Exercise materials:
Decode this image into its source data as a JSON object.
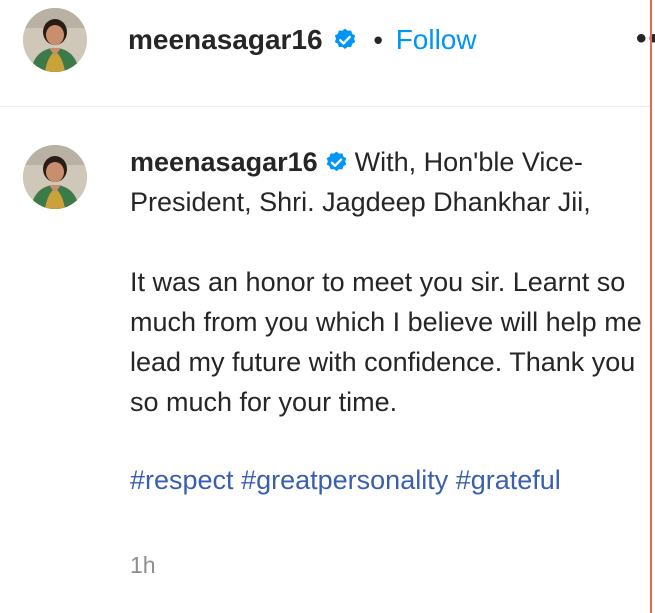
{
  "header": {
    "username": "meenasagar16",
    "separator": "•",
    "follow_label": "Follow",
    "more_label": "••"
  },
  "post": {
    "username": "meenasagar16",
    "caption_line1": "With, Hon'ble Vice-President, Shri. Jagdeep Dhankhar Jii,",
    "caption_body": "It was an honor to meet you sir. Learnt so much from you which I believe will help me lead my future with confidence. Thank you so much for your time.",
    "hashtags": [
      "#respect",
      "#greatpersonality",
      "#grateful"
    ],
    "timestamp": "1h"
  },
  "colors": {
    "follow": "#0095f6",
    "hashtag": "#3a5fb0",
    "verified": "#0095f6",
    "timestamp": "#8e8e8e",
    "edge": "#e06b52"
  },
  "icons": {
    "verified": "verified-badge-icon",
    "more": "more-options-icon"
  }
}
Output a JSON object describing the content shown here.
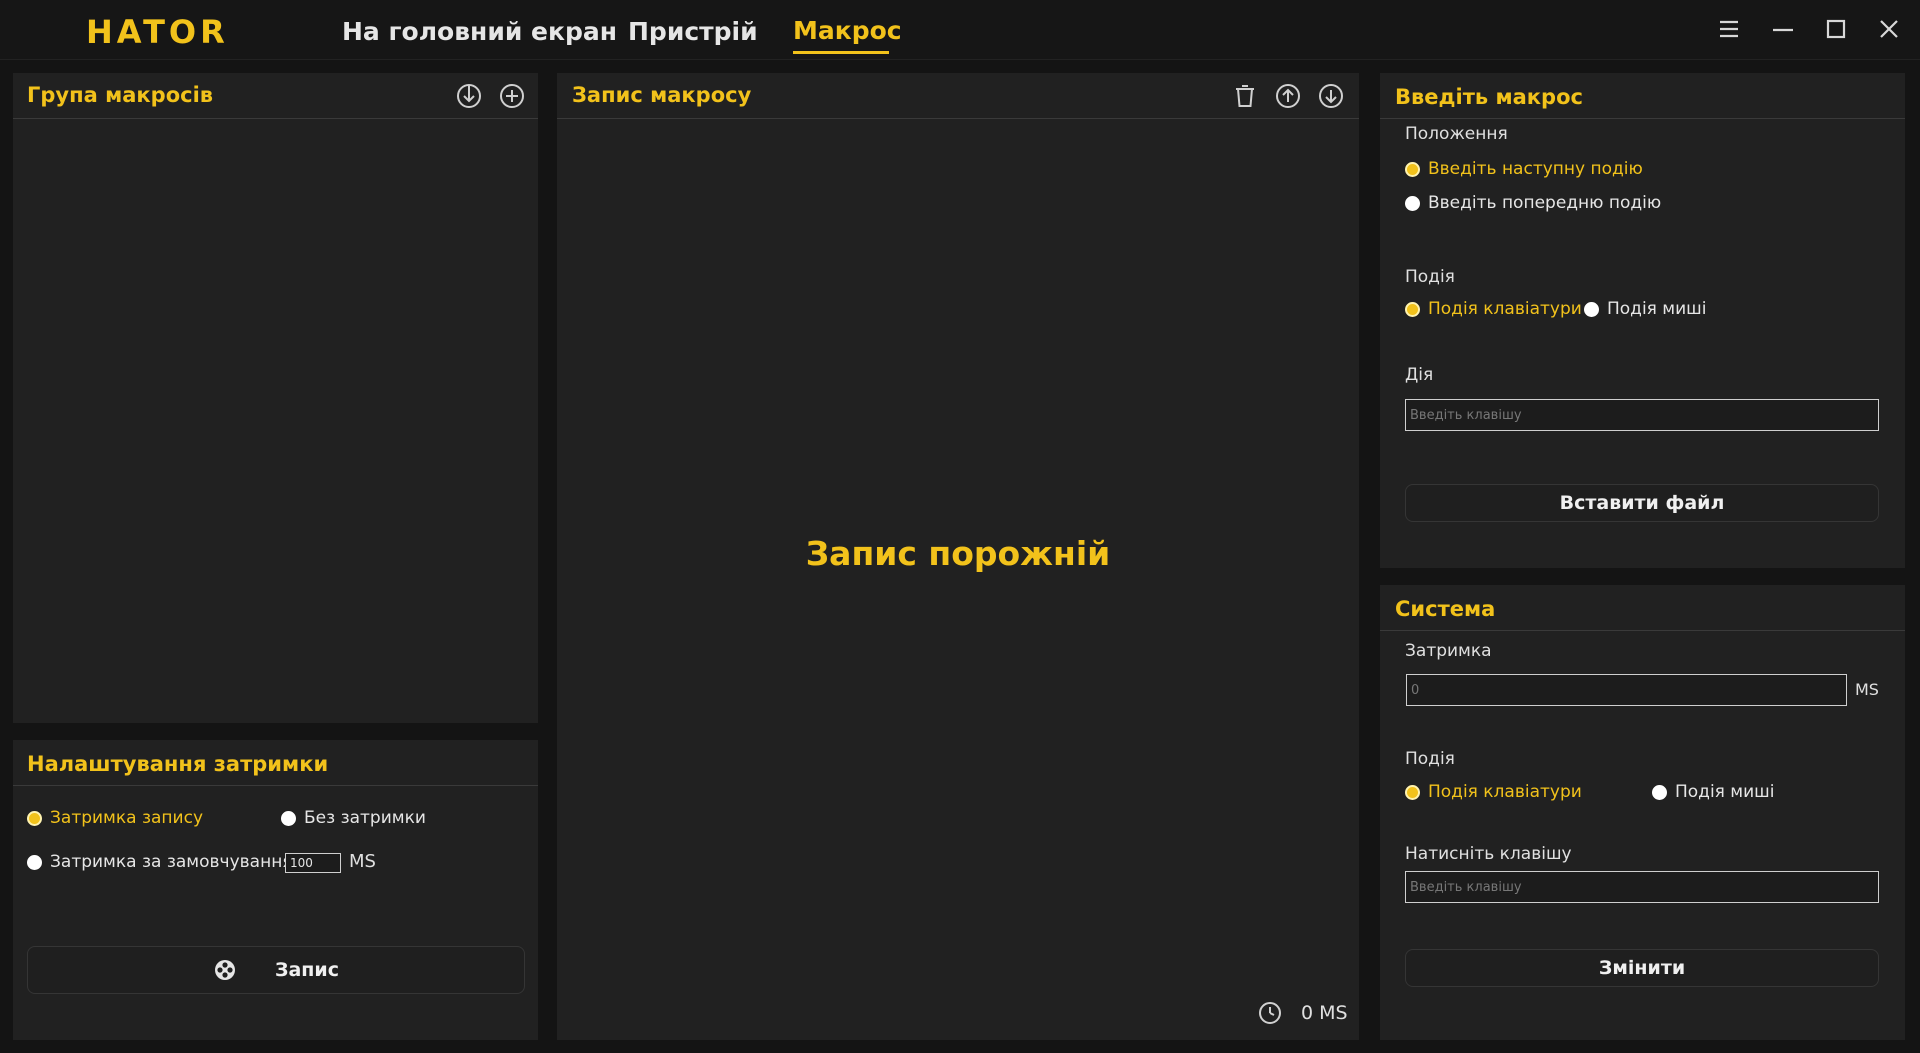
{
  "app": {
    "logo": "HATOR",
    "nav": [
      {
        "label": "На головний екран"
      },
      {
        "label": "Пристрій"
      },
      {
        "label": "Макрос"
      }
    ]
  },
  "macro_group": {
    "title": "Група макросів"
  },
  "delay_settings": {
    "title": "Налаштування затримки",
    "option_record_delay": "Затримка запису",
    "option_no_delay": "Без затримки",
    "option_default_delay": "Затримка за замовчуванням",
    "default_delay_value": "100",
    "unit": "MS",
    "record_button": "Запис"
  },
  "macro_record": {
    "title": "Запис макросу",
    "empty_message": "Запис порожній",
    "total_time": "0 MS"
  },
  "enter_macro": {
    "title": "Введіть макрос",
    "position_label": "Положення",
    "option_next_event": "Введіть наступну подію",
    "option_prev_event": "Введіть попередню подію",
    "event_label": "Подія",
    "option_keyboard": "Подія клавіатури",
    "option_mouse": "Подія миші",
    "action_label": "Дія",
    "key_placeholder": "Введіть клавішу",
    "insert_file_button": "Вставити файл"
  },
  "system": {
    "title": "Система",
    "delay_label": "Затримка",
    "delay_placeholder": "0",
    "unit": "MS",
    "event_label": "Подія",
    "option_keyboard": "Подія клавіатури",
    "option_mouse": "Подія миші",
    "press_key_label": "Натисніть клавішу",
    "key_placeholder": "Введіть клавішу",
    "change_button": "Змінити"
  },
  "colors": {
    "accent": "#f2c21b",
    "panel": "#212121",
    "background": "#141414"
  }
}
* * *
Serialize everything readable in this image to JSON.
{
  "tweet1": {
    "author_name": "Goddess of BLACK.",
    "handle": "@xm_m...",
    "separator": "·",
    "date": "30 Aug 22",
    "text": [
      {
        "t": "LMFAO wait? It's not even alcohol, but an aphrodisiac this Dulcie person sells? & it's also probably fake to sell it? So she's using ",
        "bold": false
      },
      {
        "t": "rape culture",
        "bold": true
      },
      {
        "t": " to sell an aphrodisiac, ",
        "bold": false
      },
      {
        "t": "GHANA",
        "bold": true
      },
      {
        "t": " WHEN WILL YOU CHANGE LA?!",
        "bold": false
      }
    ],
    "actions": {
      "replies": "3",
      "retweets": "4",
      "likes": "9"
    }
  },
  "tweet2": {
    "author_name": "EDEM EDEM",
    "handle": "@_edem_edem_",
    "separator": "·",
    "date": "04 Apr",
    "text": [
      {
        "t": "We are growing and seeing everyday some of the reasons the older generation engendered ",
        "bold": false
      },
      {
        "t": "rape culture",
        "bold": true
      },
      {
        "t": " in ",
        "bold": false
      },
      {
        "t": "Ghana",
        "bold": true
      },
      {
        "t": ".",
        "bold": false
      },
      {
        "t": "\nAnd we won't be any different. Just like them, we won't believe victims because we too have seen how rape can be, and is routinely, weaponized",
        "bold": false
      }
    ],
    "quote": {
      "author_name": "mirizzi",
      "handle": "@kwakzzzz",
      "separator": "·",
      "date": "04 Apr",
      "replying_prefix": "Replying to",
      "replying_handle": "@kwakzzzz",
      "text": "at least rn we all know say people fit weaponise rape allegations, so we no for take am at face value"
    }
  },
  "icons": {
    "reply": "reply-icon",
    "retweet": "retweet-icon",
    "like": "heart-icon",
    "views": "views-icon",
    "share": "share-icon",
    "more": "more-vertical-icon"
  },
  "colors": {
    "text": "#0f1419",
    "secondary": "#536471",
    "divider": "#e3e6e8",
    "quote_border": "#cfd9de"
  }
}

To do: Gather up every line in the data above that contains the word "verified", copying each one.

Finished exercise:
    "verified": "#0095f6",
    "verified": "verified-badge-icon",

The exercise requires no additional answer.